⟨

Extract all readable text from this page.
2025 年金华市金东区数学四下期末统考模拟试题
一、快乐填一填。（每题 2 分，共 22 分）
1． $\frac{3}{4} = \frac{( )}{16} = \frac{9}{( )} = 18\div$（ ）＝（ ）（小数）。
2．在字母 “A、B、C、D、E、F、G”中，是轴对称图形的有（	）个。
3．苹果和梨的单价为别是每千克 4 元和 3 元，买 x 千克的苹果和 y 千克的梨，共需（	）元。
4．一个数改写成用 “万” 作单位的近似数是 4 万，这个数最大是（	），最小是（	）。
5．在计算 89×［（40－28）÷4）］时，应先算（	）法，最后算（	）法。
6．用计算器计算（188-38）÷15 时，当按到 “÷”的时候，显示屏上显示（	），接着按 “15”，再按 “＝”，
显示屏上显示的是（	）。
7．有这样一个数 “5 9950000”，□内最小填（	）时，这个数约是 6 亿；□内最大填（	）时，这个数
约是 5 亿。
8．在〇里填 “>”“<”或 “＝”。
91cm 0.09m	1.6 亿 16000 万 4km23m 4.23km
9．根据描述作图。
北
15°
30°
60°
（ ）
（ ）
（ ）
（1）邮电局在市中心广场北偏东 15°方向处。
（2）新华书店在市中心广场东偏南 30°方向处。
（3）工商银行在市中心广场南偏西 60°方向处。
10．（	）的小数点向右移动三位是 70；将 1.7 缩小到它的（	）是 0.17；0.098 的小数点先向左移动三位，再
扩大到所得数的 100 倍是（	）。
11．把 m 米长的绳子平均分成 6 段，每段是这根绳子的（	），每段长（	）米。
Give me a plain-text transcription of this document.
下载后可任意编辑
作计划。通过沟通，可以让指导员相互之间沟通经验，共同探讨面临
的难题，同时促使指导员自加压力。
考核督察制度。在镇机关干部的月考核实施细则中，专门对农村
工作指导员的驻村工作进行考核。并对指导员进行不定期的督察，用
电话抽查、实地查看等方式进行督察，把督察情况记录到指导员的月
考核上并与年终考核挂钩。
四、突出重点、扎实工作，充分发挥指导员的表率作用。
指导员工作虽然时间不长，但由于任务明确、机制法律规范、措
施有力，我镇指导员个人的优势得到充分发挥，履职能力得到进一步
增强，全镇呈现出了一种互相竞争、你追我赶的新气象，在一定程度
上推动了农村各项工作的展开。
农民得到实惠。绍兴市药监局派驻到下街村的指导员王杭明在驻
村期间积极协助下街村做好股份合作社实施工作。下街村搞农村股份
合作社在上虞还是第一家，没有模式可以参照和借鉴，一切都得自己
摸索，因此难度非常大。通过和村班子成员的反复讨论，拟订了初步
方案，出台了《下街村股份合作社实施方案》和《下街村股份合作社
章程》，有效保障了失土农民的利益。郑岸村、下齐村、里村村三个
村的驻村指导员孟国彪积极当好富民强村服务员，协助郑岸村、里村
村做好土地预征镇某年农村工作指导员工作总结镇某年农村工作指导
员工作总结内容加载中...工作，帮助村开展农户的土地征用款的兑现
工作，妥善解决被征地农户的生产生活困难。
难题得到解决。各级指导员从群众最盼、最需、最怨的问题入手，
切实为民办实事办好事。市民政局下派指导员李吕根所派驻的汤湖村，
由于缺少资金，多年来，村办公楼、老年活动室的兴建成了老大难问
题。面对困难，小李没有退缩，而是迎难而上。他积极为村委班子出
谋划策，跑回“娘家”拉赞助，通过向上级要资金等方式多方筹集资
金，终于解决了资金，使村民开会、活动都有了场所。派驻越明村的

⟩

EXERCISE DESCRIPTION
Within the listing above, copy each line that has the string "this".

FULL OUTPUT
Extract all readable text from this page.
Give me a plain-text transcription of this document.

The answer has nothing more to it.